▶ **DO THIS**
Reproduce each line from the records that holds "JSON".

▶ **SUPPLIED RECORDS**

════════════════

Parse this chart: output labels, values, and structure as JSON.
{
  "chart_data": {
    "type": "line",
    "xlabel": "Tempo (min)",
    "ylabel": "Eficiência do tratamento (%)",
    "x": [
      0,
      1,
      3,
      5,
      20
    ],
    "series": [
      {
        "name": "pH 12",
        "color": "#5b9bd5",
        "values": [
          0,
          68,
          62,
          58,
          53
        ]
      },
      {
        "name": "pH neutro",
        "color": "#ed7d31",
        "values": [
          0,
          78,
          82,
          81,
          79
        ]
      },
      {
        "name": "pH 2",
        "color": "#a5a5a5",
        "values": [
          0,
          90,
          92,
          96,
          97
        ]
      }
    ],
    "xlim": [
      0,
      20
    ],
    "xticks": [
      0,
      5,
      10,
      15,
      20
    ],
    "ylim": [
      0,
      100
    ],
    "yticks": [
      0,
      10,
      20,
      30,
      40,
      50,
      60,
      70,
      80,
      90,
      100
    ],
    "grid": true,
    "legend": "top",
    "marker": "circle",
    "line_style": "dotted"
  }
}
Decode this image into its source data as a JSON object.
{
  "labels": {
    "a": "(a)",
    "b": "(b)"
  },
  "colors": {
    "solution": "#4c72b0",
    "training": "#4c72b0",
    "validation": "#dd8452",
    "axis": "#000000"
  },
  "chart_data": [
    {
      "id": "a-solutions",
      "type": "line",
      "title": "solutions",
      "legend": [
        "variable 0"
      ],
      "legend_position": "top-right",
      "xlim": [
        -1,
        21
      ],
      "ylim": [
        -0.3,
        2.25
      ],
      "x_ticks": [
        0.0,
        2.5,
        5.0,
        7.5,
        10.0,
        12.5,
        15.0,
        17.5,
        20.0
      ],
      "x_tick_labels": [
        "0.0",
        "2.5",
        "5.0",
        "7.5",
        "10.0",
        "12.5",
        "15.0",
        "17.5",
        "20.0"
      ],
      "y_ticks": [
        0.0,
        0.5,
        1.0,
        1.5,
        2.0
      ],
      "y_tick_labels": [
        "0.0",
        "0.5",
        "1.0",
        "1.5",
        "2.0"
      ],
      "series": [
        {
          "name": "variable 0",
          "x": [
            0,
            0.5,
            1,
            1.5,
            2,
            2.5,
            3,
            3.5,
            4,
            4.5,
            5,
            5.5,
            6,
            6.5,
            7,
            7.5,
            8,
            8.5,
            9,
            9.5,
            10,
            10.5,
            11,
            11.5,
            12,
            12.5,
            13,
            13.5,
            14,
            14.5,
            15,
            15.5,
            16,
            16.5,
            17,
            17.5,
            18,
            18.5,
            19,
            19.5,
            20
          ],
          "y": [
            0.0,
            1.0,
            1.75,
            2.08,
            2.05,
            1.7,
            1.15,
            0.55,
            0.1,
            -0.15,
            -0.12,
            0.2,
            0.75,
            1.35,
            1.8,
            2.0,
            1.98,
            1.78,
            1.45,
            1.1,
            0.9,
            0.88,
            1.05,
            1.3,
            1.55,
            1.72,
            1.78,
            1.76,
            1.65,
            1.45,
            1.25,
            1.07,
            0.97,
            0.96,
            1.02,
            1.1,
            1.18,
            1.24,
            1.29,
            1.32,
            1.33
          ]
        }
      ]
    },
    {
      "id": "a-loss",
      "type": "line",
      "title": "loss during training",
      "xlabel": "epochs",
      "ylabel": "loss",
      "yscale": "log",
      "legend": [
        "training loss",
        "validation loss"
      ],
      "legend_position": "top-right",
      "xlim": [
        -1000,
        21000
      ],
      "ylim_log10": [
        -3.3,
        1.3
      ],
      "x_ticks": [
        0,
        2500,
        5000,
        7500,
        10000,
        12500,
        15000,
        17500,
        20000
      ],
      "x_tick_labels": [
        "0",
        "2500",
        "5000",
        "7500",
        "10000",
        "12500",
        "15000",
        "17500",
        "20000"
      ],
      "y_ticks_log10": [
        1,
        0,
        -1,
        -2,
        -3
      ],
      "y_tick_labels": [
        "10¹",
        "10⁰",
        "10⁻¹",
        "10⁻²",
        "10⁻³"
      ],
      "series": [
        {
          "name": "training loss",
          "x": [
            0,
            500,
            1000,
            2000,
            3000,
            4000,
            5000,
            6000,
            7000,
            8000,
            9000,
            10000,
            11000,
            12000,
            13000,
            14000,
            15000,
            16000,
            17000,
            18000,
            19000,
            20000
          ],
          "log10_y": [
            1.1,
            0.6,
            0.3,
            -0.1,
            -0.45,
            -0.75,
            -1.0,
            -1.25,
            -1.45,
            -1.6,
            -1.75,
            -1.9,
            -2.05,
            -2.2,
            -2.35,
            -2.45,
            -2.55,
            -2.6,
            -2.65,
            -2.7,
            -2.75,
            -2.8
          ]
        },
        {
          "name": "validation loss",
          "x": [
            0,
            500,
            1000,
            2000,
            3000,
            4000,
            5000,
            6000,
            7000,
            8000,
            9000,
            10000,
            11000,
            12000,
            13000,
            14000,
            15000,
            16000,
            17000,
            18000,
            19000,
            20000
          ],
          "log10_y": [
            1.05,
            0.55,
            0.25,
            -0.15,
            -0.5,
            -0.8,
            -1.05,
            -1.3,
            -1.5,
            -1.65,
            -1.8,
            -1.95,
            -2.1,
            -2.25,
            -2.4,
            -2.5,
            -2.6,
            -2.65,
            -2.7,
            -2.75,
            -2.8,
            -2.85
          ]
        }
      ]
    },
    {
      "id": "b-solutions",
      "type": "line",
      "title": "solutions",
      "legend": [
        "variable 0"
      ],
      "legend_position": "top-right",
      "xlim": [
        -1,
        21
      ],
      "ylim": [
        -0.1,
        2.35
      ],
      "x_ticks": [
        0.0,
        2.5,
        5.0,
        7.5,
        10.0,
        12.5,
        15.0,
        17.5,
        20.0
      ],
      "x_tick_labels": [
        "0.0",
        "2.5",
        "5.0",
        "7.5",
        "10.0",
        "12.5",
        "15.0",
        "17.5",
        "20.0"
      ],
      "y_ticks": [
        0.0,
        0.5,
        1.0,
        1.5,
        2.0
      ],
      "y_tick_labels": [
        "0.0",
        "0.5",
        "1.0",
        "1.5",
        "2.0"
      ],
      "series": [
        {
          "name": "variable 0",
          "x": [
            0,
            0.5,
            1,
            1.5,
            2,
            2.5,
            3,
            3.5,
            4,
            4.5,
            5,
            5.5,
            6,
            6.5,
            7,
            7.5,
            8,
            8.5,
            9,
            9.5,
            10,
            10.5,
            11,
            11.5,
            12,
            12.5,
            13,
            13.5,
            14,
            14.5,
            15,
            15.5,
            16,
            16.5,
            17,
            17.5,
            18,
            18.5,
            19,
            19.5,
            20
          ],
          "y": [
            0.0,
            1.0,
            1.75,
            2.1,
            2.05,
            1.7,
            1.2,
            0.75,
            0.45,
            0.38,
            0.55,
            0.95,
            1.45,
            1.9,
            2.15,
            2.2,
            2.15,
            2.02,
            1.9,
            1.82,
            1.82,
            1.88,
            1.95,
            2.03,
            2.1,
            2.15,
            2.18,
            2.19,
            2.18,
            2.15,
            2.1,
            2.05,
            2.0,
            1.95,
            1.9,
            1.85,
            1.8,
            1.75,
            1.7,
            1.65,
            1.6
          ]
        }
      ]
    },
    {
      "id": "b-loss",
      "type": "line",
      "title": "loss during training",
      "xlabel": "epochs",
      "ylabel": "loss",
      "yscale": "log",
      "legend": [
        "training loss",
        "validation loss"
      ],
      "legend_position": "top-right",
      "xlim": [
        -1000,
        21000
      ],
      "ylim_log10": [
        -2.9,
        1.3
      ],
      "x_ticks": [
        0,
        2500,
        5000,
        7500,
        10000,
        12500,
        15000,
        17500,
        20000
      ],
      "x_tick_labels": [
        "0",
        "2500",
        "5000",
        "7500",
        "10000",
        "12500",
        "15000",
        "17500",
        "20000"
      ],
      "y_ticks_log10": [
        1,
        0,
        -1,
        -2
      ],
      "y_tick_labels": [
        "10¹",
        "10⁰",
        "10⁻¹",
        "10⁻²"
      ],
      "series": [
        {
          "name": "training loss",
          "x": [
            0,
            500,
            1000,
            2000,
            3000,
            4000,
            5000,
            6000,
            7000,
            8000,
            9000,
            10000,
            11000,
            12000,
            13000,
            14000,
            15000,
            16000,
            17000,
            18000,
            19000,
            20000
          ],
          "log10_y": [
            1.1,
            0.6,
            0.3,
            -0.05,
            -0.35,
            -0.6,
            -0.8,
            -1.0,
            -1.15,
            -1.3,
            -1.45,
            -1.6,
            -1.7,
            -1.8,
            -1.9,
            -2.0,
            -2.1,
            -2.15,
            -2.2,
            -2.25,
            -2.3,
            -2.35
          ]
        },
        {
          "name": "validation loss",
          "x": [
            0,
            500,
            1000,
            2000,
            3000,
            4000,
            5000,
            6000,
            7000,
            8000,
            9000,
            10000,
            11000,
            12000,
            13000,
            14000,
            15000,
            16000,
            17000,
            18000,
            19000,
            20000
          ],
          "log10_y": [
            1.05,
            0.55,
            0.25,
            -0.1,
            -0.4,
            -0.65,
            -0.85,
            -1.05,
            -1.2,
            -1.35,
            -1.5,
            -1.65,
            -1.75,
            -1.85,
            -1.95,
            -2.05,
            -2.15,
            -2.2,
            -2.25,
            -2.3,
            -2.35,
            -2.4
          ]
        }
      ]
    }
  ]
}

════════════════

▶ **RESULT OF THIS TASK**
Parse this chart: output labels, values, and structure as JSON.
Decode this image into its source data as a JSON object.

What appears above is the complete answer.